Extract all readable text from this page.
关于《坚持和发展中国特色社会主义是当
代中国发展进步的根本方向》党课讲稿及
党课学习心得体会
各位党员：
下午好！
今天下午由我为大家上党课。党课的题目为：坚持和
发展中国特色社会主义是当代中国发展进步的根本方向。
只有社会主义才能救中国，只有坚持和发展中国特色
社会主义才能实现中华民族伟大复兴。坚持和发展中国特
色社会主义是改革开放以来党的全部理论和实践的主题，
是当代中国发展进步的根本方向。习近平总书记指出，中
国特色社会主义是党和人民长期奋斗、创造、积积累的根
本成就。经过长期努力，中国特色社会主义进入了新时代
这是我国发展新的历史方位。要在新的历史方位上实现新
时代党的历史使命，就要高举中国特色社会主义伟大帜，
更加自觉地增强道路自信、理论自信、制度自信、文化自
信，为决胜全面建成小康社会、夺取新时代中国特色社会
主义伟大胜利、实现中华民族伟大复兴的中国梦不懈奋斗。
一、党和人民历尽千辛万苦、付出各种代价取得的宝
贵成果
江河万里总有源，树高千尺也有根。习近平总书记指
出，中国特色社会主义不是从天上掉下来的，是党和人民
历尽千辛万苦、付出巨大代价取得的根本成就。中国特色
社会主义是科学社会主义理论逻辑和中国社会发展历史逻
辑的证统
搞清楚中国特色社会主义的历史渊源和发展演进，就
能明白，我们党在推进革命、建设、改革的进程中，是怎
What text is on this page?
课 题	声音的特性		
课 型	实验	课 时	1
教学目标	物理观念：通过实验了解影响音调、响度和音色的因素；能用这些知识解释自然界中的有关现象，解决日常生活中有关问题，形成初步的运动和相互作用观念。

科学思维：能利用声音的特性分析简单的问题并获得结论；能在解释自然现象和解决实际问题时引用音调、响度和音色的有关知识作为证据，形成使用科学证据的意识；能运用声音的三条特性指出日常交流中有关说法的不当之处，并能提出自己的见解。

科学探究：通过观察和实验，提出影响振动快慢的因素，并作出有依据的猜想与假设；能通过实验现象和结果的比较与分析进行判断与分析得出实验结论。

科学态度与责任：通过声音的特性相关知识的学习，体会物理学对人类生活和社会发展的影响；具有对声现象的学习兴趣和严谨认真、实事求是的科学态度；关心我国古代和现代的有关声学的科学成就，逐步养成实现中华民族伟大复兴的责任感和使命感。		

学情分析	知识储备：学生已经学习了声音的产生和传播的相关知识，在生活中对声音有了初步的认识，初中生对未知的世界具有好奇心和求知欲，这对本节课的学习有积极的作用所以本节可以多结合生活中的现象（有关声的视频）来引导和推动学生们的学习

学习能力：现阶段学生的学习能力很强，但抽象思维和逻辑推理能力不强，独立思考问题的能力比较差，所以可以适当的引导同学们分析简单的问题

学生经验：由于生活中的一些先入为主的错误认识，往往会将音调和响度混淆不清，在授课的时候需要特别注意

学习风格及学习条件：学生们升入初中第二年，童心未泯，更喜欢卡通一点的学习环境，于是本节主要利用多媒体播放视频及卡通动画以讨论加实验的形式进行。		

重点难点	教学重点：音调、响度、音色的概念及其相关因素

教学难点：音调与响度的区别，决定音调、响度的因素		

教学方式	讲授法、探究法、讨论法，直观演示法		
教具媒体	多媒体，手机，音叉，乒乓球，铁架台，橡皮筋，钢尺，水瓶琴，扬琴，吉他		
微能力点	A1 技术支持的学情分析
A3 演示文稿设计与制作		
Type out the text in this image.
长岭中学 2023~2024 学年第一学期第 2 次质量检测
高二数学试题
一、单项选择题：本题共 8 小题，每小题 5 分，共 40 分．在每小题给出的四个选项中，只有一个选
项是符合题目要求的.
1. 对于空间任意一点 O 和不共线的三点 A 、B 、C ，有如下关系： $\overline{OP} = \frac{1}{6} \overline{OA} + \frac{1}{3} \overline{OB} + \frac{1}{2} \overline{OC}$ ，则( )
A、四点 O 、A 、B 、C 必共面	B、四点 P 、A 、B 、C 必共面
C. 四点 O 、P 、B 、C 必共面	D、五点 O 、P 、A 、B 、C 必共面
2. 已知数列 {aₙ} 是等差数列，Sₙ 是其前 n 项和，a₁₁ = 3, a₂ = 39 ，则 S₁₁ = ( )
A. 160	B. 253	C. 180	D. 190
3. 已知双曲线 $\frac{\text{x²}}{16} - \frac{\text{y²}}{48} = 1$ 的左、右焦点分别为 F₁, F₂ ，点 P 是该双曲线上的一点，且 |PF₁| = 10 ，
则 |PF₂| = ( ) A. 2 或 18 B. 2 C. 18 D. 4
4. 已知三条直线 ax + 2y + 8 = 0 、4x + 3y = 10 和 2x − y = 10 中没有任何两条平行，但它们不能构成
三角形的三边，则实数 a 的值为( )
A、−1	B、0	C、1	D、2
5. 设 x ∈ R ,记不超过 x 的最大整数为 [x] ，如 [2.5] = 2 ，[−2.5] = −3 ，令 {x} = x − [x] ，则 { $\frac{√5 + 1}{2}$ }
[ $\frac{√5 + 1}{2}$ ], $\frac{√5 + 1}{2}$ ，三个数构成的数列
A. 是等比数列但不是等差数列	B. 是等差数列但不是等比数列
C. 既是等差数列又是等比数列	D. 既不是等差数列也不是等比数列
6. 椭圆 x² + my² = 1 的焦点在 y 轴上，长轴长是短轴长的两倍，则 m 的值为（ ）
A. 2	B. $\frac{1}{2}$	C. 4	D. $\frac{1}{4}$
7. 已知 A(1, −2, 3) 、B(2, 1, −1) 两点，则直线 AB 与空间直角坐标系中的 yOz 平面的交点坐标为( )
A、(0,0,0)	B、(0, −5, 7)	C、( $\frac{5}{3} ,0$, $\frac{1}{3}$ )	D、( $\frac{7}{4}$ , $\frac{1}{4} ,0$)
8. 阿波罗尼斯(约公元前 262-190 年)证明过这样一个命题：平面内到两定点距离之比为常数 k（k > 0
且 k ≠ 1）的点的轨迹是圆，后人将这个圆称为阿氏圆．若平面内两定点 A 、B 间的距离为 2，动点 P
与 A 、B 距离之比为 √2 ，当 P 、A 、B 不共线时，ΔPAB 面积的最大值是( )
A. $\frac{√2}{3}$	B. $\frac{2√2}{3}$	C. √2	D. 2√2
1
□ □ □ □
Task statement: State the count of lines holding the string "this" in the listing above, and nothing else.

Response: 3